[Stated exercise 1]: Please write out the stretch of the passage on the Denver teachers' strike from "It is a privilege" through "do not understand.".

[Excerpt provided]:
[start]

It is a privilege to refuse to work. My family had enough in savings that I could afford the pay cut for a few days, but what I meant was more profound: I work as part of a collective group. I am no single farmer cultivating fields alone. I show up every day to teach in a classroom that is next door to ninety other classrooms, and our school is united with 161 other schools in the district. I’m not alone. When working conditions are unacceptable, it’s our great right to link arms together and demand more. Alone, it would be impossible. That’s what I didn’t understand at seventeen — what my students, each engaged in his/her individual battle for college and future, do not understand.
It’s what the Denver Public School District did not seem to understand, either. It’s what any group of powerful bosses does not understand. They tell us what to do, what to accept, what to swallow, until one day, we rise up as a group and shout “No!” and the bosses realize they never actually had power, that their power all along was dependent on our acquiescence.
On the Tuesday of the strike — day two — hundreds of teachers dressed in red marched down Denver’s Colfax Avenue to Civic Center Park, where we gathered with more hundreds, our signs aloft. The signs said it all. “You can’t put students first if you put teachers last.” “I choose to change the things I can no longer accept.” “More education, less administration.” “Pay us a living wage.” The one I carried asked, “What is the value of your child’s education?” On the other side, I alluded to the 1912 Massachusetts textile workers’ strike: “Teachers deserve both bread and roses.”
On all sides of us, members of other unions marched, too: firefighters, steelworkers, truck drivers, plumbers. My colleague Nick, from Michigan, often insists that ours is a blue-collar job, which seems strange, since we all have college degrees and many of us have master’s degrees and PhDs, but in these days of marching miles and miles through the city, chanting for fair pay and respectful working conditions, I understood how right he is. The teachers who marched on either side of me just wanted the chance to buy a house in this city; they wanted to have some money to save for their children’s college educations; they wanted to emerge from three decades of teaching other people’s children and find some kind of rest. They are also the most hard-working people I know. They are people who stay late to tutor students, who step out into the hallway to comfort students, who wake early to give students meaningful feedback on papers, who spend all weekend planning lessons that will light learning in students’ minds.
Without teachers in the schools in Denver, the city was eerily silent. True, the schools are open, but most students stayed home, waiting for us to return. Some marched with us. One student’s sign read: “I march because our teachers love us.”
I didn’t know how difficult it would be to strike. It was far harder than teaching all day. Every day, I woke early and put on my long underwear and then my jeans and my three sweatshirts, stocking cap, two pairs of gloves. On the picket lines each day in the cold, we walked nine, ten miles. My hips and lower back ached. And yet: every day it became clearer that if we did not strike, the bosses would continue to do as they please. This was our reminder of who was in power.

[end]

Records:
[start]

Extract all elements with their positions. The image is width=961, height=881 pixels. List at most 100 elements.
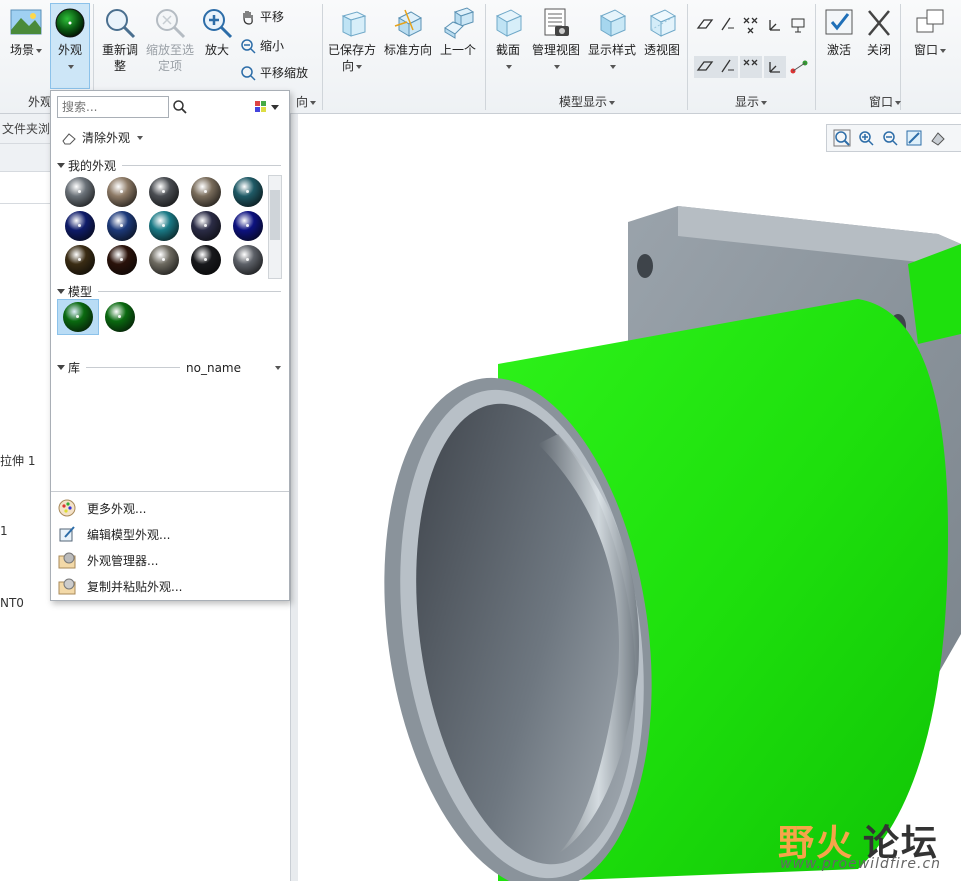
pan-zoom-icon: [241, 65, 256, 81]
perspective-button[interactable]: 透视图: [640, 6, 684, 58]
appearance-swatch[interactable]: [233, 211, 263, 241]
coordinate-system-display-icon[interactable]: [764, 14, 786, 36]
appearance-swatch[interactable]: [107, 245, 137, 275]
display-style-icon: [599, 9, 627, 37]
appearance-manager-icon: [58, 552, 76, 569]
appearance-search-input[interactable]: [57, 96, 169, 118]
previous-orientation-button[interactable]: 上一个: [436, 6, 480, 58]
edit-model-appearance-menu-item[interactable]: 编辑模型外观...: [57, 524, 170, 544]
spin-center-display-icon[interactable]: [788, 56, 810, 78]
display-group-label[interactable]: 显示: [690, 92, 812, 112]
scene-button[interactable]: 场景: [4, 6, 48, 58]
display-style-icon[interactable]: [929, 129, 947, 147]
zoom-to-selected-button[interactable]: 缩放至选 定项: [144, 6, 196, 74]
zoom-out-button[interactable]: 缩小: [240, 37, 284, 54]
window-group-label[interactable]: 窗口: [818, 92, 952, 112]
appearance-swatch[interactable]: [149, 177, 179, 207]
datum-axis-display-icon[interactable]: [716, 14, 738, 36]
clear-appearance-button[interactable]: 清除外观: [61, 129, 144, 146]
appearance-swatch[interactable]: [65, 211, 95, 241]
library-name: no_name: [186, 360, 241, 375]
datum-point-display-icon[interactable]: [740, 14, 762, 36]
mounting-hole: [637, 254, 653, 278]
edit-appearance-icon: [59, 526, 75, 542]
appearance-button[interactable]: 外观: [50, 6, 90, 74]
saved-orientations-button[interactable]: 已保存方向: [326, 6, 378, 74]
separator: [815, 4, 816, 110]
my-appearances-swatch-grid: [61, 175, 265, 279]
zoom-in-icon[interactable]: [857, 129, 875, 147]
collapse-icon: [57, 365, 65, 370]
appearance-manager-menu-item[interactable]: 外观管理器...: [57, 550, 158, 570]
section-icon: [495, 9, 523, 37]
datum-plane-display-icon[interactable]: [694, 14, 716, 36]
appearance-swatch[interactable]: [149, 211, 179, 241]
point-tag-display-icon[interactable]: [740, 56, 762, 78]
library-header[interactable]: 库 no_name: [57, 359, 281, 376]
appearance-swatch[interactable]: [233, 177, 263, 207]
close-window-button[interactable]: 关闭: [860, 6, 898, 58]
eraser-icon: [62, 132, 76, 144]
appearance-swatch[interactable]: [191, 211, 221, 241]
separator: [485, 4, 486, 110]
appearance-swatch[interactable]: [191, 177, 221, 207]
regenerate-button[interactable]: 重新调整: [96, 6, 144, 74]
appearance-swatch[interactable]: [107, 211, 137, 241]
orientation-group-label[interactable]: 向: [292, 92, 320, 112]
model-appearance-swatch[interactable]: [63, 302, 93, 332]
appearance-swatch[interactable]: [65, 245, 95, 275]
menu-divider: [51, 491, 289, 492]
display-style-button[interactable]: 显示样式: [586, 6, 638, 74]
standard-orientation-button[interactable]: 标准方向: [382, 6, 434, 58]
refit-icon[interactable]: [833, 129, 851, 147]
manage-views-button[interactable]: 管理视图: [530, 6, 582, 74]
separator: [322, 4, 323, 110]
chevron-down-icon[interactable]: [275, 365, 281, 370]
more-appearances-menu-item[interactable]: 更多外观...: [57, 498, 146, 518]
activate-button[interactable]: 激活: [820, 6, 858, 58]
palette-icon: [58, 499, 76, 517]
graphics-viewport[interactable]: 野火 论坛 www.proewildfire.cn: [298, 114, 961, 881]
window-switch-button[interactable]: 窗口: [906, 6, 954, 58]
section-button[interactable]: 截面: [490, 6, 526, 74]
appearance-swatch[interactable]: [149, 245, 179, 275]
swatch-scrollbar[interactable]: [268, 175, 282, 279]
previous-view-icon: [444, 7, 475, 39]
axis-tag-display-icon[interactable]: [716, 56, 738, 78]
collapse-icon: [57, 289, 65, 294]
hand-icon: [243, 10, 253, 25]
model-3d-render: [384, 206, 961, 881]
panel-splitter[interactable]: [291, 114, 298, 881]
tree-item-point[interactable]: NT0: [0, 596, 24, 610]
annotation-display-icon[interactable]: [788, 14, 810, 36]
model-display-group-label[interactable]: 模型显示: [490, 92, 684, 112]
model-appearances-header[interactable]: 模型: [57, 283, 281, 300]
tree-item-extrude[interactable]: 拉伸 1: [0, 452, 35, 469]
csys-tag-display-icon[interactable]: [764, 56, 786, 78]
zoom-selected-icon: [156, 9, 186, 39]
filter-icon[interactable]: [254, 100, 280, 114]
appearance-group-label: 外观: [28, 95, 53, 109]
zoom-in-button[interactable]: 放大: [198, 6, 236, 58]
repaint-icon[interactable]: [905, 129, 923, 147]
appearance-swatch[interactable]: [233, 245, 263, 275]
appearance-swatch[interactable]: [191, 245, 221, 275]
my-appearances-header[interactable]: 我的外观: [57, 157, 281, 174]
copy-paste-appearance-menu-item[interactable]: 复制并粘贴外观...: [57, 576, 182, 596]
tree-item[interactable]: 1: [0, 524, 8, 538]
zoom-out-icon[interactable]: [881, 129, 899, 147]
copy-paste-icon: [58, 578, 76, 595]
plane-tag-display-icon[interactable]: [694, 56, 716, 78]
manage-views-icon: [544, 8, 569, 36]
pan-button[interactable]: 平移: [240, 8, 284, 25]
appearance-swatch[interactable]: [107, 177, 137, 207]
collapse-icon: [57, 163, 65, 168]
pan-zoom-button[interactable]: 平移缩放: [240, 64, 308, 81]
model-appearance-swatch[interactable]: [105, 302, 135, 332]
appearance-sphere-icon: [55, 8, 85, 38]
scene-icon: [10, 9, 42, 35]
windows-icon: [916, 9, 944, 33]
search-icon[interactable]: [172, 99, 188, 115]
appearance-gallery-dropdown: 清除外观 我的外观 模型 库 no_name 更多外观...: [50, 90, 290, 601]
appearance-swatch[interactable]: [65, 177, 95, 207]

[end]

[Stated exercise 2]: In the rows, swap "appearance-swatch" for "color-swatch" across the stretch from the line containing "pan-zoom-icon: [241, 65, 256, 81]" through the line containing "524, 170, 544]", and give only those lines, otherwise unchanged.

[Full answer 1]:
It is a privilege to refuse to work. My family had enough in savings that I could afford the pay cut for a few days, but what I meant was more profound: I work as part of a collective group. I am no single farmer cultivating fields alone. I show up every day to teach in a classroom that is next door to ninety other classrooms, and our school is united with 161 other schools in the district. I’m not alone. When working conditions are unacceptable, it’s our great right to link arms together and demand more. Alone, it would be impossible. That’s what I didn’t understand at seventeen — what my students, each engaged in his/her individual battle for college and future, do not understand.

[Full answer 2]:
pan-zoom-icon: [241, 65, 256, 81]
perspective-button[interactable]: 透视图: [640, 6, 684, 58]
color-swatch[interactable]: [233, 211, 263, 241]
coordinate-system-display-icon[interactable]: [764, 14, 786, 36]
color-swatch[interactable]: [107, 245, 137, 275]
display-style-icon: [599, 9, 627, 37]
appearance-manager-icon: [58, 552, 76, 569]
appearance-search-input[interactable]: [57, 96, 169, 118]
previous-orientation-button[interactable]: 上一个: [436, 6, 480, 58]
edit-model-appearance-menu-item[interactable]: 编辑模型外观...: [57, 524, 170, 544]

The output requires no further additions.